What you need to do: Can you write out the whole listing exactly?

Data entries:
::::

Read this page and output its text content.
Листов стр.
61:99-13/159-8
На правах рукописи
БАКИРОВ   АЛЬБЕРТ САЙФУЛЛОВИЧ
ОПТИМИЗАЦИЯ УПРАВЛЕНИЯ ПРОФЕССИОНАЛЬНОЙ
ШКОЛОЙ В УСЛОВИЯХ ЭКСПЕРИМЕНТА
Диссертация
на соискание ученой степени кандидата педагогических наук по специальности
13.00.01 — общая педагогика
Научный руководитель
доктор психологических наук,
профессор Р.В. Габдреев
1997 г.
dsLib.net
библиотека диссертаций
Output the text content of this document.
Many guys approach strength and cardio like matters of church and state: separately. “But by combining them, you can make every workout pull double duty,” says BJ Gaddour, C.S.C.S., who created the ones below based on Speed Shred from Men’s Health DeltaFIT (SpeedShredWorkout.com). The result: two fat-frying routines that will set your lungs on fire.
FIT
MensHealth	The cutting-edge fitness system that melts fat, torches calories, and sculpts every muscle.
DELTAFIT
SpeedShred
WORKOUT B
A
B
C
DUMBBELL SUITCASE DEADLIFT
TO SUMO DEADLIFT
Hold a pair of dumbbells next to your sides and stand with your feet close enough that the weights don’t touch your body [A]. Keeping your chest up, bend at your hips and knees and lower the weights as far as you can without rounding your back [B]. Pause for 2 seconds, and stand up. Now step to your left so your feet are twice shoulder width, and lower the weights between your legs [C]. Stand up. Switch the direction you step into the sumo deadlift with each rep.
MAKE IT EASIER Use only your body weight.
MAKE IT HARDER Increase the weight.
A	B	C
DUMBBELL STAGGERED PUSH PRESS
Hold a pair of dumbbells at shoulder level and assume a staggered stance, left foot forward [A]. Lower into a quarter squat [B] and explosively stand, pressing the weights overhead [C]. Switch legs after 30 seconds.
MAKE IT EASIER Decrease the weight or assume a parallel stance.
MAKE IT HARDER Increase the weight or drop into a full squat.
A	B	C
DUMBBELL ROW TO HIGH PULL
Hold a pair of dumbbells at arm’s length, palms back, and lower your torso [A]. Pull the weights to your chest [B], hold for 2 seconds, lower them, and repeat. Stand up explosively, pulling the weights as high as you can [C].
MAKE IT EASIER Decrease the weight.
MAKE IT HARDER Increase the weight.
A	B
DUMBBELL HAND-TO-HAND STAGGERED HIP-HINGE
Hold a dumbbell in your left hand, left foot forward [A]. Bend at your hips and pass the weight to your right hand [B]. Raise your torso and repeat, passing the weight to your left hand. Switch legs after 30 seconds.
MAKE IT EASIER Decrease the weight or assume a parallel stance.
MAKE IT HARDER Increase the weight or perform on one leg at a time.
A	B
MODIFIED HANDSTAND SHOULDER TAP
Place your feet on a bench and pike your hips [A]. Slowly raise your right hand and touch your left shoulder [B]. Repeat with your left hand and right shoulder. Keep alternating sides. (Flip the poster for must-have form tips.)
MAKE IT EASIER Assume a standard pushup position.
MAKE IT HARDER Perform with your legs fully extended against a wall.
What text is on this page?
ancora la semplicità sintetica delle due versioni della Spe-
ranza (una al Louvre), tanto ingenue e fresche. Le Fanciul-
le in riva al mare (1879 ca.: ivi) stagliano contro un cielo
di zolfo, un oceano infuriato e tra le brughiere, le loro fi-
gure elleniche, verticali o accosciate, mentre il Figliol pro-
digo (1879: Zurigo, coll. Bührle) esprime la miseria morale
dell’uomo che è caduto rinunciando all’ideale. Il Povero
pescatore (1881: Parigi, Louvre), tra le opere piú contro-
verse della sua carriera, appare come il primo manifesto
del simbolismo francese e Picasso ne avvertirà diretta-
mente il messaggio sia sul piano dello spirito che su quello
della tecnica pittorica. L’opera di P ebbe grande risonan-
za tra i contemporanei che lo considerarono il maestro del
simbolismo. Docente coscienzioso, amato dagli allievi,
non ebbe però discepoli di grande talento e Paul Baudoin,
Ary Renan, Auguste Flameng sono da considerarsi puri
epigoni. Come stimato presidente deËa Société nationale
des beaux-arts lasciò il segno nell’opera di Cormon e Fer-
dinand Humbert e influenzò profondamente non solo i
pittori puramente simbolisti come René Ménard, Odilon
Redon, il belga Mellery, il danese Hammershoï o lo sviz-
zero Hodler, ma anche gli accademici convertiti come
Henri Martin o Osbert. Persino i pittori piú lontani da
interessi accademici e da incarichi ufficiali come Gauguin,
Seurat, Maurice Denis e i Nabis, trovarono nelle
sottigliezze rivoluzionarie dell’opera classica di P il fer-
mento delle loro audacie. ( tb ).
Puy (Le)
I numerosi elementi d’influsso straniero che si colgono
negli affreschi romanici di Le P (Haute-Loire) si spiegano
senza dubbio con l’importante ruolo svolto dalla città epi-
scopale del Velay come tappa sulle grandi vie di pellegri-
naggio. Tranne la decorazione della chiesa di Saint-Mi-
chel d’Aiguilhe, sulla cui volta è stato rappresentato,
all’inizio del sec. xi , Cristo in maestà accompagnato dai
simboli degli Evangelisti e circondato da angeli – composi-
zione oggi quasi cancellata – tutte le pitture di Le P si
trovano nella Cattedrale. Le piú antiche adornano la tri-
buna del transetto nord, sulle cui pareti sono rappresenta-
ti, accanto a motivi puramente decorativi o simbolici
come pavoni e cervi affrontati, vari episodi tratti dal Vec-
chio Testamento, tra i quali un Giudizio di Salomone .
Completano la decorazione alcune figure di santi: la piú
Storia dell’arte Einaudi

::::

Correct output:
Read this page and output its text content.
Листов стр.
61:99-13/159-8
На правах рукописи
БАКИРОВ   АЛЬБЕРТ САЙФУЛЛОВИЧ
ОПТИМИЗАЦИЯ УПРАВЛЕНИЯ ПРОФЕССИОНАЛЬНОЙ
ШКОЛОЙ В УСЛОВИЯХ ЭКСПЕРИМЕНТА
Диссертация
на соискание ученой степени кандидата педагогических наук по специальности
13.00.01 — общая педагогика
Научный руководитель
доктор психологических наук,
профессор Р.В. Габдреев
1997 г.
dsLib.net
библиотека диссертаций
Output the text content of this document.
Many guys approach strength and cardio like matters of church and state: separately. “But by combining them, you can make every workout pull double duty,” says BJ Gaddour, C.S.C.S., who created the ones below based on Speed Shred from Men’s Health DeltaFIT (SpeedShredWorkout.com). The result: two fat-frying routines that will set your lungs on fire.
FIT
MensHealth	The cutting-edge fitness system that melts fat, torches calories, and sculpts every muscle.
DELTAFIT
SpeedShred
WORKOUT B
A
B
C
DUMBBELL SUITCASE DEADLIFT
TO SUMO DEADLIFT
Hold a pair of dumbbells next to your sides and stand with your feet close enough that the weights don’t touch your body [A]. Keeping your chest up, bend at your hips and knees and lower the weights as far as you can without rounding your back [B]. Pause for 2 seconds, and stand up. Now step to your left so your feet are twice shoulder width, and lower the weights between your legs [C]. Stand up. Switch the direction you step into the sumo deadlift with each rep.
MAKE IT EASIER Use only your body weight.
MAKE IT HARDER Increase the weight.
A	B	C
DUMBBELL STAGGERED PUSH PRESS
Hold a pair of dumbbells at shoulder level and assume a staggered stance, left foot forward [A]. Lower into a quarter squat [B] and explosively stand, pressing the weights overhead [C]. Switch legs after 30 seconds.
MAKE IT EASIER Decrease the weight or assume a parallel stance.
MAKE IT HARDER Increase the weight or drop into a full squat.
A	B	C
DUMBBELL ROW TO HIGH PULL
Hold a pair of dumbbells at arm’s length, palms back, and lower your torso [A]. Pull the weights to your chest [B], hold for 2 seconds, lower them, and repeat. Stand up explosively, pulling the weights as high as you can [C].
MAKE IT EASIER Decrease the weight.
MAKE IT HARDER Increase the weight.
A	B
DUMBBELL HAND-TO-HAND STAGGERED HIP-HINGE
Hold a dumbbell in your left hand, left foot forward [A]. Bend at your hips and pass the weight to your right hand [B]. Raise your torso and repeat, passing the weight to your left hand. Switch legs after 30 seconds.
MAKE IT EASIER Decrease the weight or assume a parallel stance.
MAKE IT HARDER Increase the weight or perform on one leg at a time.
A	B
MODIFIED HANDSTAND SHOULDER TAP
Place your feet on a bench and pike your hips [A]. Slowly raise your right hand and touch your left shoulder [B]. Repeat with your left hand and right shoulder. Keep alternating sides. (Flip the poster for must-have form tips.)
MAKE IT EASIER Assume a standard pushup position.
MAKE IT HARDER Perform with your legs fully extended against a wall.
What text is on this page?
ancora la semplicità sintetica delle due versioni della Spe-
ranza (una al Louvre), tanto ingenue e fresche. Le Fanciul-
le in riva al mare (1879 ca.: ivi) stagliano contro un cielo
di zolfo, un oceano infuriato e tra le brughiere, le loro fi-
gure elleniche, verticali o accosciate, mentre il Figliol pro-
digo (1879: Zurigo, coll. Bührle) esprime la miseria morale
dell’uomo che è caduto rinunciando all’ideale. Il Povero
pescatore (1881: Parigi, Louvre), tra le opere piú contro-
verse della sua carriera, appare come il primo manifesto
del simbolismo francese e Picasso ne avvertirà diretta-
mente il messaggio sia sul piano dello spirito che su quello
della tecnica pittorica. L’opera di P ebbe grande risonan-
za tra i contemporanei che lo considerarono il maestro del
simbolismo. Docente coscienzioso, amato dagli allievi,
non ebbe però discepoli di grande talento e Paul Baudoin,
Ary Renan, Auguste Flameng sono da considerarsi puri
epigoni. Come stimato presidente deËa Société nationale
des beaux-arts lasciò il segno nell’opera di Cormon e Fer-
dinand Humbert e influenzò profondamente non solo i
pittori puramente simbolisti come René Ménard, Odilon
Redon, il belga Mellery, il danese Hammershoï o lo sviz-
zero Hodler, ma anche gli accademici convertiti come
Henri Martin o Osbert. Persino i pittori piú lontani da
interessi accademici e da incarichi ufficiali come Gauguin,
Seurat, Maurice Denis e i Nabis, trovarono nelle
sottigliezze rivoluzionarie dell’opera classica di P il fer-
mento delle loro audacie. ( tb ).
Puy (Le)
I numerosi elementi d’influsso straniero che si colgono
negli affreschi romanici di Le P (Haute-Loire) si spiegano
senza dubbio con l’importante ruolo svolto dalla città epi-
scopale del Velay come tappa sulle grandi vie di pellegri-
naggio. Tranne la decorazione della chiesa di Saint-Mi-
chel d’Aiguilhe, sulla cui volta è stato rappresentato,
all’inizio del sec. xi , Cristo in maestà accompagnato dai
simboli degli Evangelisti e circondato da angeli – composi-
zione oggi quasi cancellata – tutte le pitture di Le P si
trovano nella Cattedrale. Le piú antiche adornano la tri-
buna del transetto nord, sulle cui pareti sono rappresenta-
ti, accanto a motivi puramente decorativi o simbolici
come pavoni e cervi affrontati, vari episodi tratti dal Vec-
chio Testamento, tra i quali un Giudizio di Salomone .
Completano la decorazione alcune figure di santi: la piú
Storia dell’arte Einaudi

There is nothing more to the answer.